## Begin Selection

Hmm, OK, there are two problems I see.
One problem is that this testcase breaks. We can declare it invalid or
one other possibility I run across is to teach locally_bound predicate
in varasm to not believe that this hidden inline function is going to be
linked locally. This is very similar to way -fvisibility works - ie
function is hidden only if defined in current unit and would result in
DSO to build and even link if the other DSO will export the inline
function (that won't happen with -fv-i-h on the other DSO, right?)
This is not quite trivial, becuase -fv-i-h is hanled in the frontend and
backend already don't see whether the particular inline was actually
declared hidden (where user should provide it in within same DSO) or
whether the hidden implied this way, but I guess we can simply be
conservative here and when flag is active, thread this way all comdats
with inline flag and hidden visibility.
But the more general problem however is that I think it is quite
incorrect to call comdat linkonce function directly without actually
outputting it into current compilation unit, at least from the
definition of comdat flag:
/* Used in a DECL to indicate that, even if it TREE_PUBLIC, it need
not be put out unless it is needed in this translation unit.

## End Selection
## Begin Dataset excerpt

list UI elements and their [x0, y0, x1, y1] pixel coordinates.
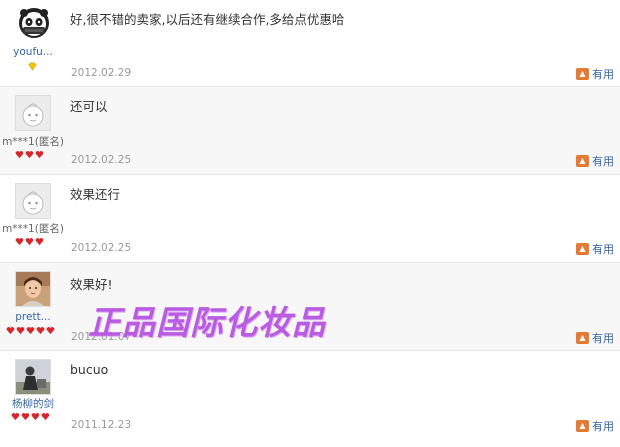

## End Dataset excerpt

**Short exercise**
Transcribe the passage of the compiler discussion above that lies between "This is not" and "this translation unit.", inclusive.

**Complete answer**
This is not quite trivial, becuase -fv-i-h is hanled in the frontend and
backend already don't see whether the particular inline was actually
declared hidden (where user should provide it in within same DSO) or
whether the hidden implied this way, but I guess we can simply be
conservative here and when flag is active, thread this way all comdats
with inline flag and hidden visibility.
But the more general problem however is that I think it is quite
incorrect to call comdat linkonce function directly without actually
outputting it into current compilation unit, at least from the
definition of comdat flag:
/* Used in a DECL to indicate that, even if it TREE_PUBLIC, it need
not be put out unless it is needed in this translation unit.